Give the number of lines in the listing that hold the word "сфере". Write nothing but that number.

Extracted records:
* * * *

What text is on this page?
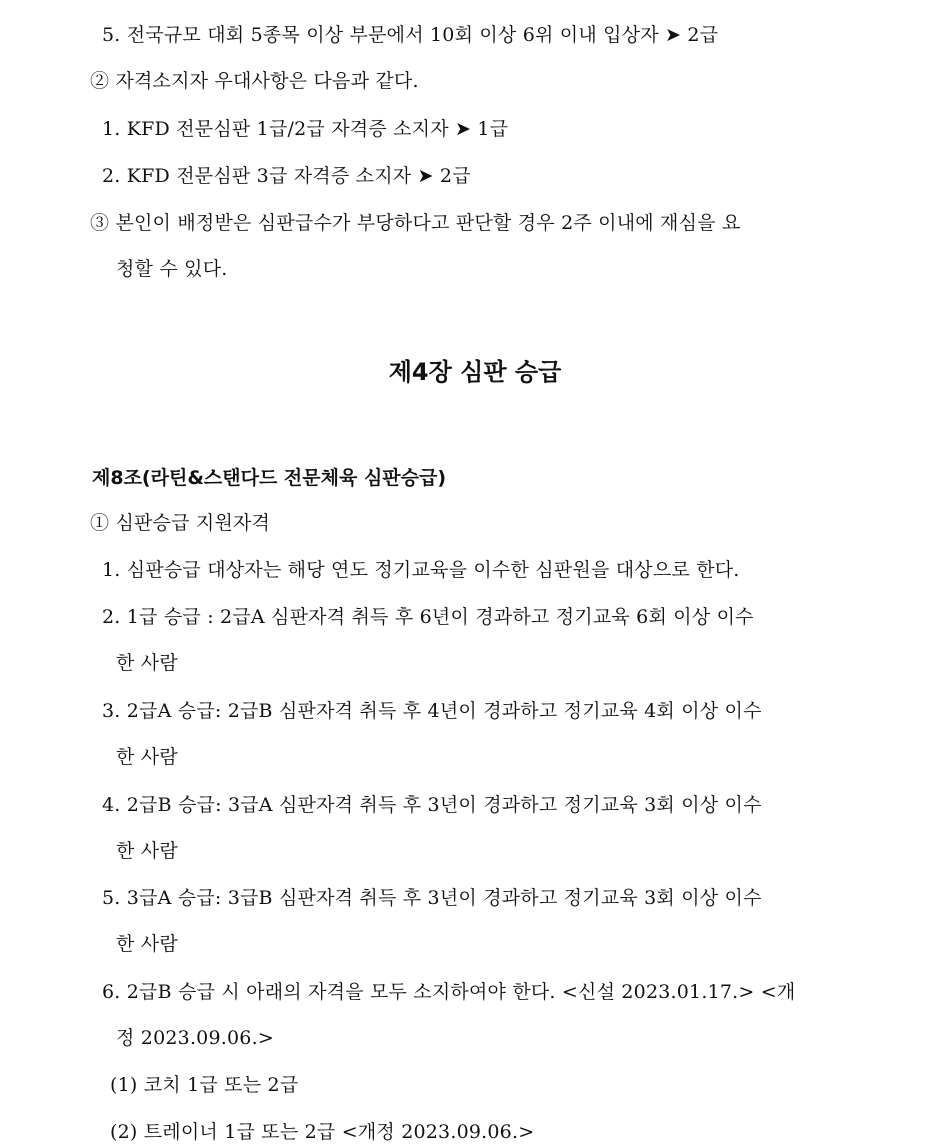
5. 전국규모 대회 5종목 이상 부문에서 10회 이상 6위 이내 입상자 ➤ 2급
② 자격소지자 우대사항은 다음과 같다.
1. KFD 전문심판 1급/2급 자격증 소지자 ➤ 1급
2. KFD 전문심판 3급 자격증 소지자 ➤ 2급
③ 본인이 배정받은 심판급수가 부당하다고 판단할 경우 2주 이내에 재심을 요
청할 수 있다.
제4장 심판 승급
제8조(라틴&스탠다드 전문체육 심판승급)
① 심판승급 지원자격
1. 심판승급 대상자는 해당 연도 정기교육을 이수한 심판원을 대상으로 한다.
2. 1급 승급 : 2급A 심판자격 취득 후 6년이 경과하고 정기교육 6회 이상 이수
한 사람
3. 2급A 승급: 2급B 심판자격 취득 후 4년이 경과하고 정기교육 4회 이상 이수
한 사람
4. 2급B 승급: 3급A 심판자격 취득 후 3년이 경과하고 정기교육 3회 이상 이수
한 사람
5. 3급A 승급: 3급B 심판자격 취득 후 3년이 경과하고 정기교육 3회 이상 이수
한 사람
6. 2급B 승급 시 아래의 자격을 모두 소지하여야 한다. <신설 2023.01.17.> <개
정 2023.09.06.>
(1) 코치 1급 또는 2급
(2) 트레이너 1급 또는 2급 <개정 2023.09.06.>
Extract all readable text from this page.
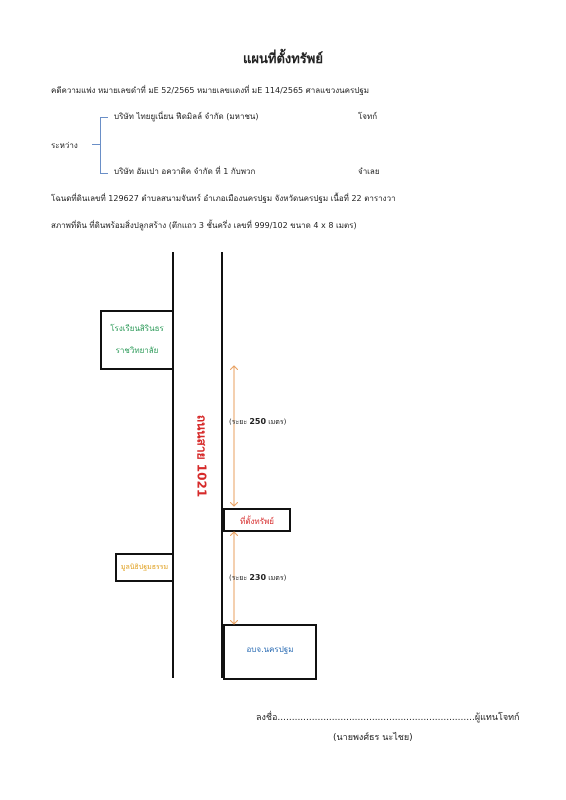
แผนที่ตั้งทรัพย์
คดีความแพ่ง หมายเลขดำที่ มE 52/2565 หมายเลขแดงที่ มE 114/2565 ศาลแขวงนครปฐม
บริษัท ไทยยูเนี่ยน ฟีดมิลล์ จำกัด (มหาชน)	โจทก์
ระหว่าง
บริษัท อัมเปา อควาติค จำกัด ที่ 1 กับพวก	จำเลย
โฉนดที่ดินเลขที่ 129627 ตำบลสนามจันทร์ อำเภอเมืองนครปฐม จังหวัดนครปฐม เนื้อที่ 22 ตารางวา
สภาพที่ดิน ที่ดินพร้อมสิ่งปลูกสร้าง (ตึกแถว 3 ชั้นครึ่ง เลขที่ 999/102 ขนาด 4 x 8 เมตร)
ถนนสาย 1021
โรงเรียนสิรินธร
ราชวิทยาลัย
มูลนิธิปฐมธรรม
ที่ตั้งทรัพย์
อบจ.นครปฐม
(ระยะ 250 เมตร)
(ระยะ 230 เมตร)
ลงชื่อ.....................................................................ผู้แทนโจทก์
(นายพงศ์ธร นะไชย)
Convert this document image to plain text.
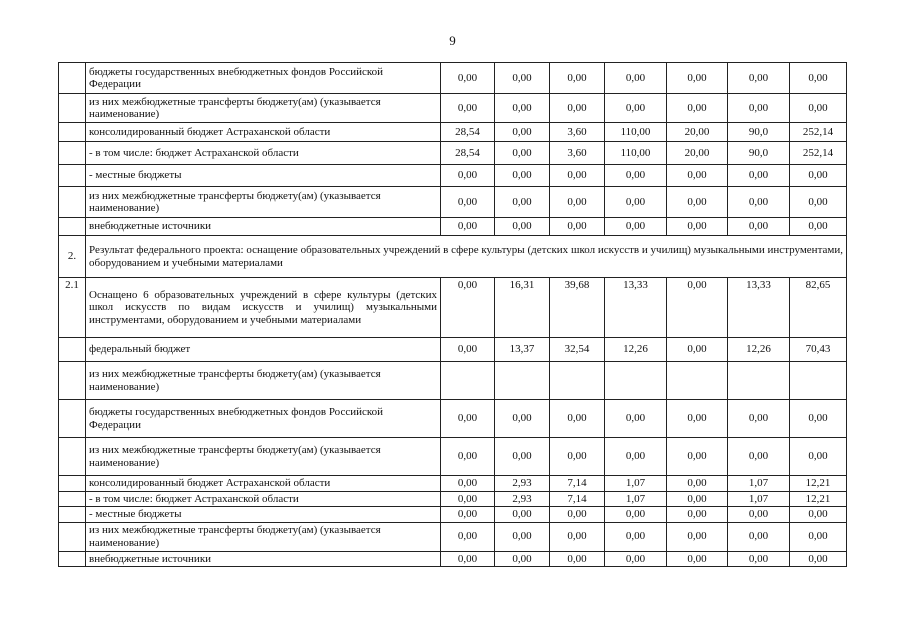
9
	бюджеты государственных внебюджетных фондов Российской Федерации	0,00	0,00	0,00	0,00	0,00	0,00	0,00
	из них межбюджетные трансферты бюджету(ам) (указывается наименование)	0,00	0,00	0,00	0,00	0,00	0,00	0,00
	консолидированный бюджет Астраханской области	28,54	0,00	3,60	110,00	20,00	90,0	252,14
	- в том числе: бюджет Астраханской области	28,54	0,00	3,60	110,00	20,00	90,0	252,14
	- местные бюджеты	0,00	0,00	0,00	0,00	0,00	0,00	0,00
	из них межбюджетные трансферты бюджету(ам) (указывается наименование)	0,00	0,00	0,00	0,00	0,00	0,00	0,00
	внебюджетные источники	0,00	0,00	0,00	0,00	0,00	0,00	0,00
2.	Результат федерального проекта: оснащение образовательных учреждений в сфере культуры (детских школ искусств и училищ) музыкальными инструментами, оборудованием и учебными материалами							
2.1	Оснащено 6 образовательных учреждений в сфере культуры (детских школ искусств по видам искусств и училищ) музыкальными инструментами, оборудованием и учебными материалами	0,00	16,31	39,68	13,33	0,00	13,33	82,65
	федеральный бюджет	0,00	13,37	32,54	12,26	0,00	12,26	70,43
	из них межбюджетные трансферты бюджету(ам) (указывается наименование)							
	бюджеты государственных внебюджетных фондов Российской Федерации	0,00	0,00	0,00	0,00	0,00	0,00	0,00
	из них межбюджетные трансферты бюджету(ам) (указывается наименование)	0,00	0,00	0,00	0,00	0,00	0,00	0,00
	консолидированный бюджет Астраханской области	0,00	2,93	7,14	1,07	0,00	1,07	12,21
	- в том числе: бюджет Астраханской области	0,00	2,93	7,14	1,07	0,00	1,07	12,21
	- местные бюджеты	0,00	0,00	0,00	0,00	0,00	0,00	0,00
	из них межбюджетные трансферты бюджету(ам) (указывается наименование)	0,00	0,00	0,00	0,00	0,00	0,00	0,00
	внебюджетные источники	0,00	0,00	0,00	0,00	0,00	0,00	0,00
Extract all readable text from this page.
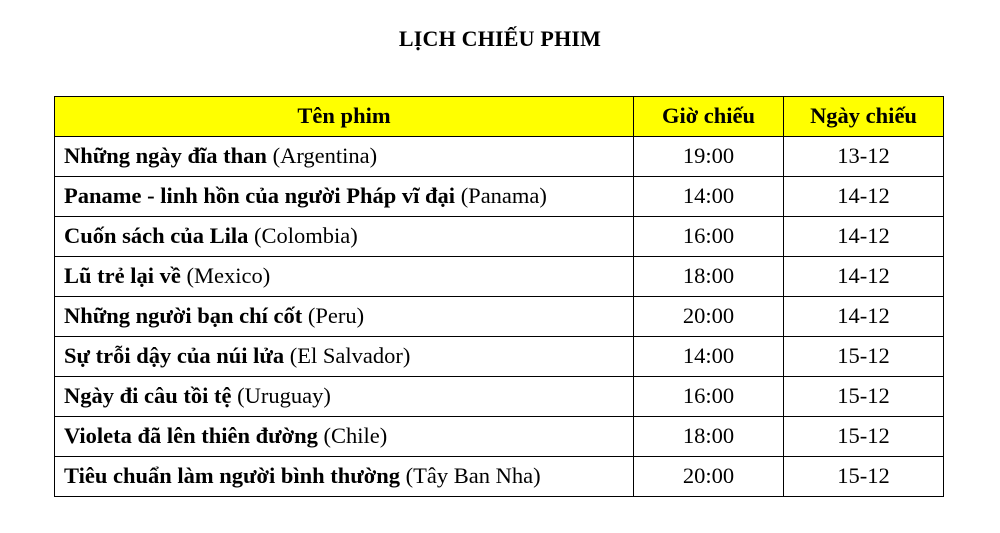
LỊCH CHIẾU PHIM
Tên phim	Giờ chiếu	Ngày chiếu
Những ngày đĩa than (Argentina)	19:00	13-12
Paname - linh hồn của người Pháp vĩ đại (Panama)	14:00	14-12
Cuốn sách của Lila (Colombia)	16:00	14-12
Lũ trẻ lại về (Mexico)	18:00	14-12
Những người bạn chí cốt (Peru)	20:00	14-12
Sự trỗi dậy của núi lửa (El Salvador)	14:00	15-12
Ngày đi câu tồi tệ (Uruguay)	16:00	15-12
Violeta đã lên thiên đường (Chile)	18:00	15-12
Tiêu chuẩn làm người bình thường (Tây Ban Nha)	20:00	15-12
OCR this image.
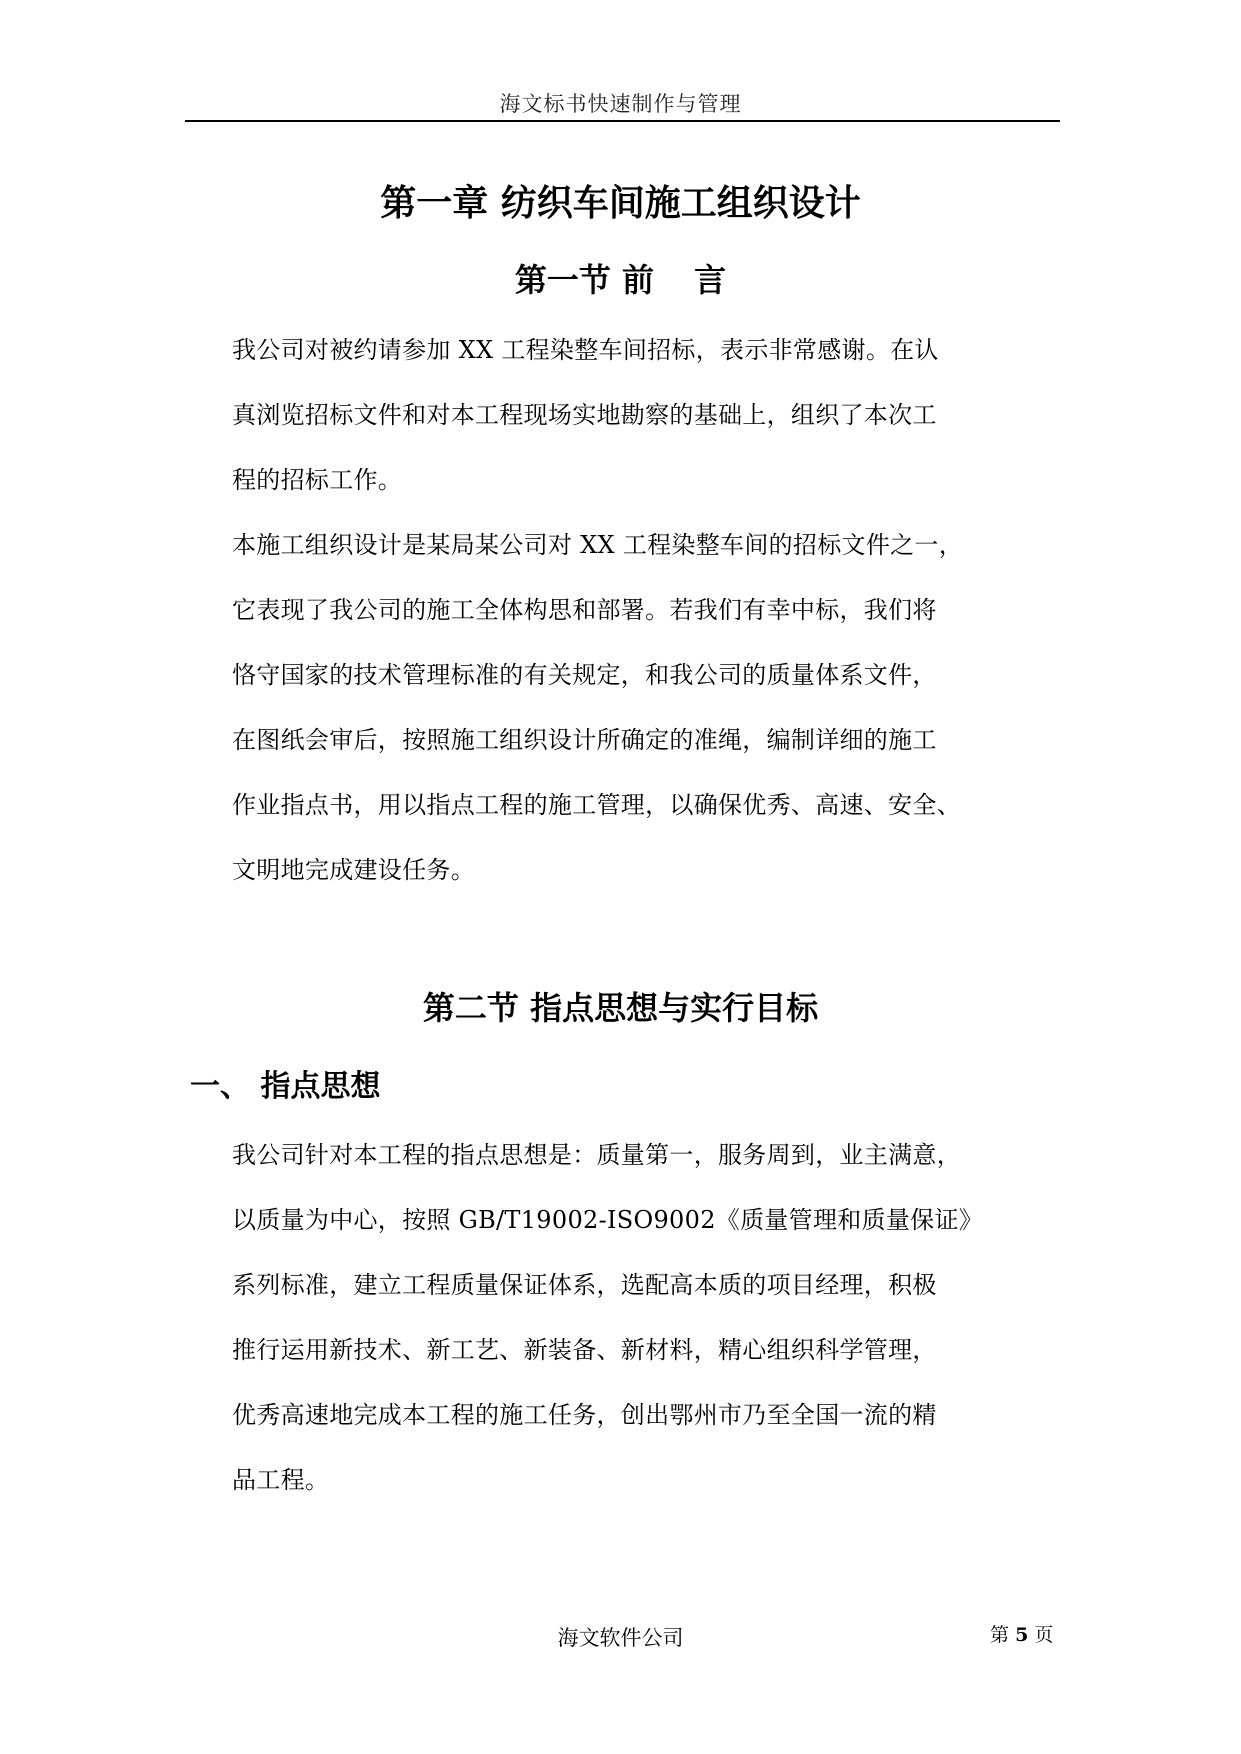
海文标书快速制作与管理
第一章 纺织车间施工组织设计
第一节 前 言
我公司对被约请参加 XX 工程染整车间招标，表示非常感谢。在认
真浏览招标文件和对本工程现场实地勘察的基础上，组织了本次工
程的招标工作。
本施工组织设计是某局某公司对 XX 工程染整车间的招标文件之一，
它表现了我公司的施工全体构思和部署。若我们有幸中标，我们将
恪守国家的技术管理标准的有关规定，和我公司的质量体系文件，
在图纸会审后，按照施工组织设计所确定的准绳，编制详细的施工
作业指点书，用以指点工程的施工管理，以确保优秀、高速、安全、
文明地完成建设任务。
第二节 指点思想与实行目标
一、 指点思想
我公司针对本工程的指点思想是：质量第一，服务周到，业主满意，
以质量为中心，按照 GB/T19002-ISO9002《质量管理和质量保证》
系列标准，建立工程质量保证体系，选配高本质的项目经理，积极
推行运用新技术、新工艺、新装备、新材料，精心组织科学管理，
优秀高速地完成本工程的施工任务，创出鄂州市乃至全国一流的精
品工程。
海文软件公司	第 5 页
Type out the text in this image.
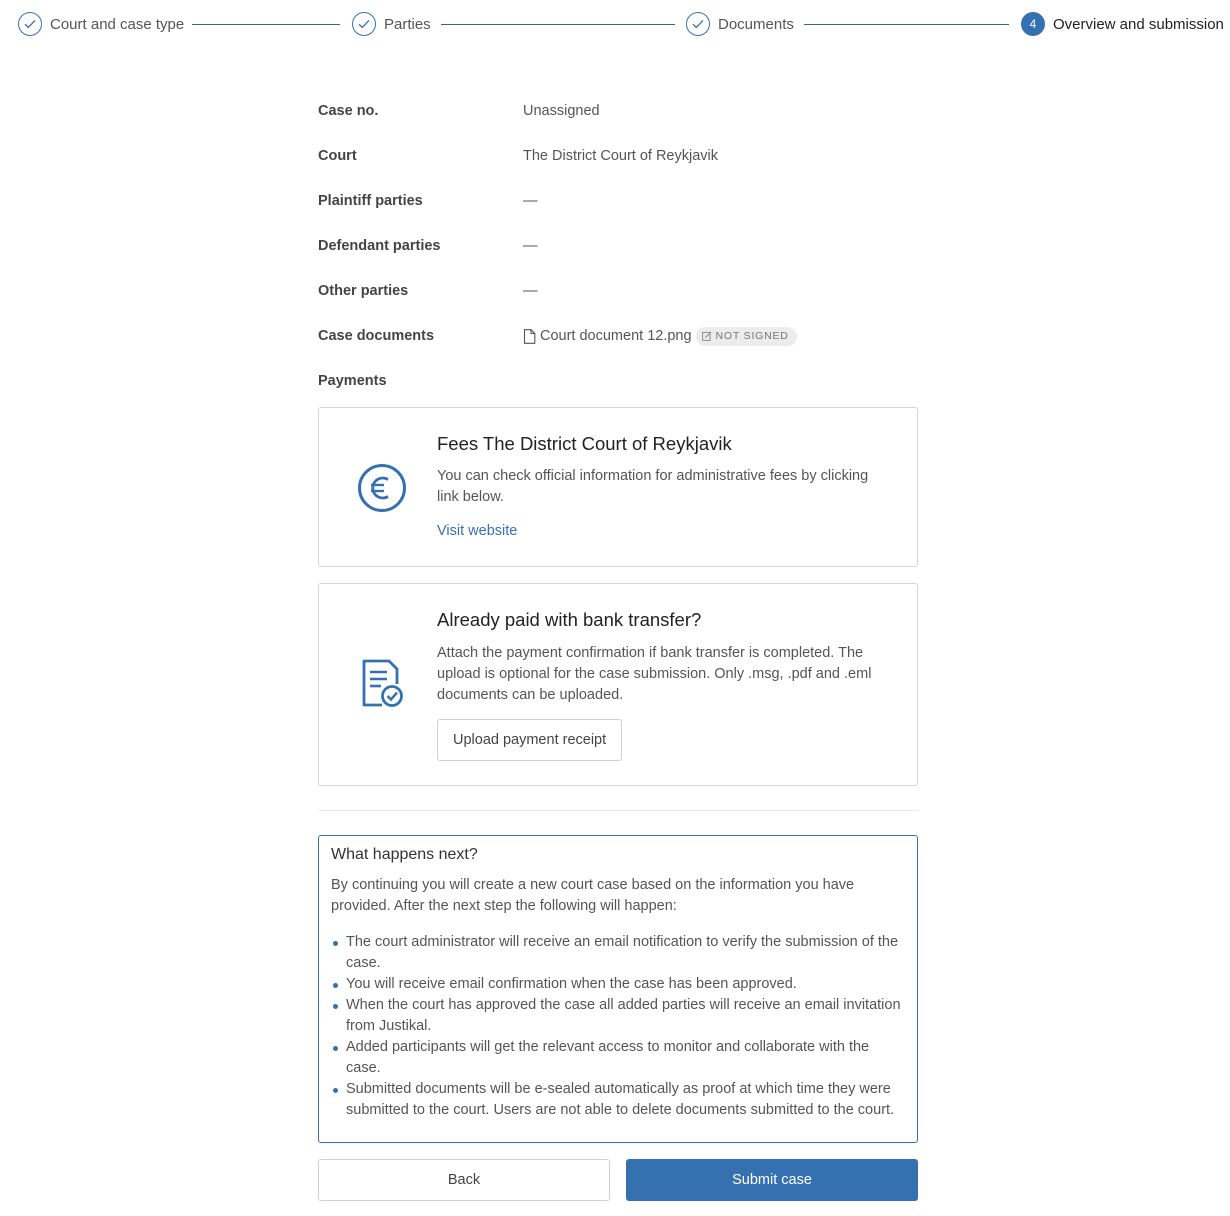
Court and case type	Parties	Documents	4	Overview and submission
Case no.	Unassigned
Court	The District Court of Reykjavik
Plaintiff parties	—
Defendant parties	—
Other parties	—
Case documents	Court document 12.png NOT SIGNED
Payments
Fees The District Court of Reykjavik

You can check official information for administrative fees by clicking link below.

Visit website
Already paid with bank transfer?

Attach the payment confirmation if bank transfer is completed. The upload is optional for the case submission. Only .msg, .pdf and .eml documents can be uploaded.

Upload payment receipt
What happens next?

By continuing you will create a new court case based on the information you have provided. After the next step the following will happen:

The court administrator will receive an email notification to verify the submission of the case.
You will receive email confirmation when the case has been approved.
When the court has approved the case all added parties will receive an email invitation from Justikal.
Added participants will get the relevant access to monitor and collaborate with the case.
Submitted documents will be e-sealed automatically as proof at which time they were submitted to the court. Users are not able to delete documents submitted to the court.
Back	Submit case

* * * *

**WRITTEN SOLUTION**
2